- Goal -
Reproduce each record exactly.
--- START OF Task data ---
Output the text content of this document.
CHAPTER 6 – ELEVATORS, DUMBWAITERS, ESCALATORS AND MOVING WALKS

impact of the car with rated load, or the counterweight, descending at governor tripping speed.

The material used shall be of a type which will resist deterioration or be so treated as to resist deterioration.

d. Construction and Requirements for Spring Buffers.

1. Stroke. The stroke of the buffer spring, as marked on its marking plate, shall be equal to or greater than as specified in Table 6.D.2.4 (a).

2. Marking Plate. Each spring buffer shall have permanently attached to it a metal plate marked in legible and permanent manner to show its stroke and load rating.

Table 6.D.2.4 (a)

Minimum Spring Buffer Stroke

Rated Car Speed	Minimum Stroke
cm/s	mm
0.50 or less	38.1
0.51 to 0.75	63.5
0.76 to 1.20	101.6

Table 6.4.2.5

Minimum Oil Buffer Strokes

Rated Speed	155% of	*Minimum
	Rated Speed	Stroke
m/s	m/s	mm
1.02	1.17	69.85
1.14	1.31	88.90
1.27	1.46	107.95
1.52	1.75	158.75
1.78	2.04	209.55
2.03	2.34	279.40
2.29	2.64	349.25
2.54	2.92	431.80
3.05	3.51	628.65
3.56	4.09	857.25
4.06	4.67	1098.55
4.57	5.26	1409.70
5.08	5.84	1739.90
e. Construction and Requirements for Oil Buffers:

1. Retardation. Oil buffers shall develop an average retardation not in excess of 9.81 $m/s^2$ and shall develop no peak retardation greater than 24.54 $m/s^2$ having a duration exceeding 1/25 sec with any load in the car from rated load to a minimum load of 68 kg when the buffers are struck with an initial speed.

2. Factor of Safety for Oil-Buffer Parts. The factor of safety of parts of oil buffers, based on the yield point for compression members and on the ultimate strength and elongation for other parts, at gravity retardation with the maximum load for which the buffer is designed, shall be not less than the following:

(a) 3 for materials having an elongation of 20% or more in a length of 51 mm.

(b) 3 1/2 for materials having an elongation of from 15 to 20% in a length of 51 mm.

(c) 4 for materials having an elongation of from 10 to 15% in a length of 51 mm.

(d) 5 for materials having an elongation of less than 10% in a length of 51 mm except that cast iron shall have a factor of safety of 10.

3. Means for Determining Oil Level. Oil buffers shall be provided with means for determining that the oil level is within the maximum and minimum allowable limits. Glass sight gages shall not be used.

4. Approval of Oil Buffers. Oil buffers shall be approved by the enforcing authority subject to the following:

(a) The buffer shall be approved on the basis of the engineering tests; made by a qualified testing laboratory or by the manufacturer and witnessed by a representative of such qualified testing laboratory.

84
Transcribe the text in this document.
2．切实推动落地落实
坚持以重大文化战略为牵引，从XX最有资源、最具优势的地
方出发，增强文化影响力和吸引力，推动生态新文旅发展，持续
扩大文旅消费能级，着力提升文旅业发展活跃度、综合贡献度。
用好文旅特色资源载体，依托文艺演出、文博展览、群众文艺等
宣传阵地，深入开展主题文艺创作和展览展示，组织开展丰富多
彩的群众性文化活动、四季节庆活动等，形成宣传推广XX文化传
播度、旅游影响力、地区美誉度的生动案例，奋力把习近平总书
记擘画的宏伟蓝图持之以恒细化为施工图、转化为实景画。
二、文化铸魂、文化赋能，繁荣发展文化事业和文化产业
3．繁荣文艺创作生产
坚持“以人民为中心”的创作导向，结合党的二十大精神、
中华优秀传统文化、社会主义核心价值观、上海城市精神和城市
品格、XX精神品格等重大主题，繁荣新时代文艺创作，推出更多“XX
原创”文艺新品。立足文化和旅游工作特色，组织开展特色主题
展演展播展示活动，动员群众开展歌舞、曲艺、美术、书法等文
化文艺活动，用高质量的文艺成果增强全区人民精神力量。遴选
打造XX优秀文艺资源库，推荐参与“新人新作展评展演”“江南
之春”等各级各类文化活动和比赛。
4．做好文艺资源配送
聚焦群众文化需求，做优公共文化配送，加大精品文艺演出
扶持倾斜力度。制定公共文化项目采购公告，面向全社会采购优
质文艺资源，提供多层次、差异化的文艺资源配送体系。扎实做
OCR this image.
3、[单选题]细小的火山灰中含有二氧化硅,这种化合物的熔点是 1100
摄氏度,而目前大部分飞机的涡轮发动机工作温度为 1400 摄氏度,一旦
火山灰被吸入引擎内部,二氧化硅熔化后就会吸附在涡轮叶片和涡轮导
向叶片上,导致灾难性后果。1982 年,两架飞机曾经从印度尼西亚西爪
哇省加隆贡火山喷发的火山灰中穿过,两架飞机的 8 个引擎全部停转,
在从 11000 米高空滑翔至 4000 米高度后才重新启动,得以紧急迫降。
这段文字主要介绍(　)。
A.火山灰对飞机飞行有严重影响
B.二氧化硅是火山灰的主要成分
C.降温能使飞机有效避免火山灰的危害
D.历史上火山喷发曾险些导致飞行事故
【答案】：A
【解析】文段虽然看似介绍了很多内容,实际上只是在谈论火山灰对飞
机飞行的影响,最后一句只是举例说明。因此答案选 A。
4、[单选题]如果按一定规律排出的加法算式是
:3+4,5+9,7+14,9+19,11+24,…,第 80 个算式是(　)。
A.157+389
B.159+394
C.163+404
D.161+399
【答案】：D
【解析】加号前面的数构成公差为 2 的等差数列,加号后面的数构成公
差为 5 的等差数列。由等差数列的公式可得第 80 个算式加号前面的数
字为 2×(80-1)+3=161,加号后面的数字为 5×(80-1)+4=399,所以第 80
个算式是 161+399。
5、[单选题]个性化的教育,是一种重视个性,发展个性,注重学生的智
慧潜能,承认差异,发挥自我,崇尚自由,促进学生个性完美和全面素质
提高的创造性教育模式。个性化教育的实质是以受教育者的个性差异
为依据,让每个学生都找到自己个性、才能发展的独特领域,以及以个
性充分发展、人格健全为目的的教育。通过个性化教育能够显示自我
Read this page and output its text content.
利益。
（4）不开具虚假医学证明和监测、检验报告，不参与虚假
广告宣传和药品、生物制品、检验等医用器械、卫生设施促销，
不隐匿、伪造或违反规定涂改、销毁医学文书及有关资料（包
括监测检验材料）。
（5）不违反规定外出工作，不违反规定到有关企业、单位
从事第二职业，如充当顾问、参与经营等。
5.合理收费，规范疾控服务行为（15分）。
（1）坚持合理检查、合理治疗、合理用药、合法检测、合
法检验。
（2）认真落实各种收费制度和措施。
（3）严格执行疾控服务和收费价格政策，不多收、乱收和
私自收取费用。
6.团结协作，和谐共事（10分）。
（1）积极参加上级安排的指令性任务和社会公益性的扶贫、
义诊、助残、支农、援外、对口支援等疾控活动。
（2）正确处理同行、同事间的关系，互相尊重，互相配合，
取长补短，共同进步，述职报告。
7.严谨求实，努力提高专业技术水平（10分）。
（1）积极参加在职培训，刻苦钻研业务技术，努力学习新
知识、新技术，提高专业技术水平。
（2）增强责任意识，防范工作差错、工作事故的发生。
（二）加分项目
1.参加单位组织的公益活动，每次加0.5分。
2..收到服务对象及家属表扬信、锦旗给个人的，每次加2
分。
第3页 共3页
--- END OF Task data ---
- Answer -
Output the text content of this document.
CHAPTER 6 – ELEVATORS, DUMBWAITERS, ESCALATORS AND MOVING WALKS

impact of the car with rated load, or the counterweight, descending at governor tripping speed.

The material used shall be of a type which will resist deterioration or be so treated as to resist deterioration.

d. Construction and Requirements for Spring Buffers.

1. Stroke. The stroke of the buffer spring, as marked on its marking plate, shall be equal to or greater than as specified in Table 6.D.2.4 (a).

2. Marking Plate. Each spring buffer shall have permanently attached to it a metal plate marked in legible and permanent manner to show its stroke and load rating.

Table 6.D.2.4 (a)

Minimum Spring Buffer Stroke

Rated Car Speed	Minimum Stroke
cm/s	mm
0.50 or less	38.1
0.51 to 0.75	63.5
0.76 to 1.20	101.6

Table 6.4.2.5

Minimum Oil Buffer Strokes

Rated Speed	155% of	*Minimum
	Rated Speed	Stroke
m/s	m/s	mm
1.02	1.17	69.85
1.14	1.31	88.90
1.27	1.46	107.95
1.52	1.75	158.75
1.78	2.04	209.55
2.03	2.34	279.40
2.29	2.64	349.25
2.54	2.92	431.80
3.05	3.51	628.65
3.56	4.09	857.25
4.06	4.67	1098.55
4.57	5.26	1409.70
5.08	5.84	1739.90
e. Construction and Requirements for Oil Buffers:

1. Retardation. Oil buffers shall develop an average retardation not in excess of 9.81 $m/s^2$ and shall develop no peak retardation greater than 24.54 $m/s^2$ having a duration exceeding 1/25 sec with any load in the car from rated load to a minimum load of 68 kg when the buffers are struck with an initial speed.

2. Factor of Safety for Oil-Buffer Parts. The factor of safety of parts of oil buffers, based on the yield point for compression members and on the ultimate strength and elongation for other parts, at gravity retardation with the maximum load for which the buffer is designed, shall be not less than the following:

(a) 3 for materials having an elongation of 20% or more in a length of 51 mm.

(b) 3 1/2 for materials having an elongation of from 15 to 20% in a length of 51 mm.

(c) 4 for materials having an elongation of from 10 to 15% in a length of 51 mm.

(d) 5 for materials having an elongation of less than 10% in a length of 51 mm except that cast iron shall have a factor of safety of 10.

3. Means for Determining Oil Level. Oil buffers shall be provided with means for determining that the oil level is within the maximum and minimum allowable limits. Glass sight gages shall not be used.

4. Approval of Oil Buffers. Oil buffers shall be approved by the enforcing authority subject to the following:

(a) The buffer shall be approved on the basis of the engineering tests; made by a qualified testing laboratory or by the manufacturer and witnessed by a representative of such qualified testing laboratory.

84
Transcribe the text in this document.
2．切实推动落地落实
坚持以重大文化战略为牵引，从XX最有资源、最具优势的地
方出发，增强文化影响力和吸引力，推动生态新文旅发展，持续
扩大文旅消费能级，着力提升文旅业发展活跃度、综合贡献度。
用好文旅特色资源载体，依托文艺演出、文博展览、群众文艺等
宣传阵地，深入开展主题文艺创作和展览展示，组织开展丰富多
彩的群众性文化活动、四季节庆活动等，形成宣传推广XX文化传
播度、旅游影响力、地区美誉度的生动案例，奋力把习近平总书
记擘画的宏伟蓝图持之以恒细化为施工图、转化为实景画。
二、文化铸魂、文化赋能，繁荣发展文化事业和文化产业
3．繁荣文艺创作生产
坚持“以人民为中心”的创作导向，结合党的二十大精神、
中华优秀传统文化、社会主义核心价值观、上海城市精神和城市
品格、XX精神品格等重大主题，繁荣新时代文艺创作，推出更多“XX
原创”文艺新品。立足文化和旅游工作特色，组织开展特色主题
展演展播展示活动，动员群众开展歌舞、曲艺、美术、书法等文
化文艺活动，用高质量的文艺成果增强全区人民精神力量。遴选
打造XX优秀文艺资源库，推荐参与“新人新作展评展演”“江南
之春”等各级各类文化活动和比赛。
4．做好文艺资源配送
聚焦群众文化需求，做优公共文化配送，加大精品文艺演出
扶持倾斜力度。制定公共文化项目采购公告，面向全社会采购优
质文艺资源，提供多层次、差异化的文艺资源配送体系。扎实做
OCR this image.
3、[单选题]细小的火山灰中含有二氧化硅,这种化合物的熔点是 1100
摄氏度,而目前大部分飞机的涡轮发动机工作温度为 1400 摄氏度,一旦
火山灰被吸入引擎内部,二氧化硅熔化后就会吸附在涡轮叶片和涡轮导
向叶片上,导致灾难性后果。1982 年,两架飞机曾经从印度尼西亚西爪
哇省加隆贡火山喷发的火山灰中穿过,两架飞机的 8 个引擎全部停转,
在从 11000 米高空滑翔至 4000 米高度后才重新启动,得以紧急迫降。
这段文字主要介绍(　)。
A.火山灰对飞机飞行有严重影响
B.二氧化硅是火山灰的主要成分
C.降温能使飞机有效避免火山灰的危害
D.历史上火山喷发曾险些导致飞行事故
【答案】：A
【解析】文段虽然看似介绍了很多内容,实际上只是在谈论火山灰对飞
机飞行的影响,最后一句只是举例说明。因此答案选 A。
4、[单选题]如果按一定规律排出的加法算式是
:3+4,5+9,7+14,9+19,11+24,…,第 80 个算式是(　)。
A.157+389
B.159+394
C.163+404
D.161+399
【答案】：D
【解析】加号前面的数构成公差为 2 的等差数列,加号后面的数构成公
差为 5 的等差数列。由等差数列的公式可得第 80 个算式加号前面的数
字为 2×(80-1)+3=161,加号后面的数字为 5×(80-1)+4=399,所以第 80
个算式是 161+399。
5、[单选题]个性化的教育,是一种重视个性,发展个性,注重学生的智
慧潜能,承认差异,发挥自我,崇尚自由,促进学生个性完美和全面素质
提高的创造性教育模式。个性化教育的实质是以受教育者的个性差异
为依据,让每个学生都找到自己个性、才能发展的独特领域,以及以个
性充分发展、人格健全为目的的教育。通过个性化教育能够显示自我
Read this page and output its text content.
利益。
（4）不开具虚假医学证明和监测、检验报告，不参与虚假
广告宣传和药品、生物制品、检验等医用器械、卫生设施促销，
不隐匿、伪造或违反规定涂改、销毁医学文书及有关资料（包
括监测检验材料）。
（5）不违反规定外出工作，不违反规定到有关企业、单位
从事第二职业，如充当顾问、参与经营等。
5.合理收费，规范疾控服务行为（15分）。
（1）坚持合理检查、合理治疗、合理用药、合法检测、合
法检验。
（2）认真落实各种收费制度和措施。
（3）严格执行疾控服务和收费价格政策，不多收、乱收和
私自收取费用。
6.团结协作，和谐共事（10分）。
（1）积极参加上级安排的指令性任务和社会公益性的扶贫、
义诊、助残、支农、援外、对口支援等疾控活动。
（2）正确处理同行、同事间的关系，互相尊重，互相配合，
取长补短，共同进步，述职报告。
7.严谨求实，努力提高专业技术水平（10分）。
（1）积极参加在职培训，刻苦钻研业务技术，努力学习新
知识、新技术，提高专业技术水平。
（2）增强责任意识，防范工作差错、工作事故的发生。
（二）加分项目
1.参加单位组织的公益活动，每次加0.5分。
2..收到服务对象及家属表扬信、锦旗给个人的，每次加2
分。
第3页 共3页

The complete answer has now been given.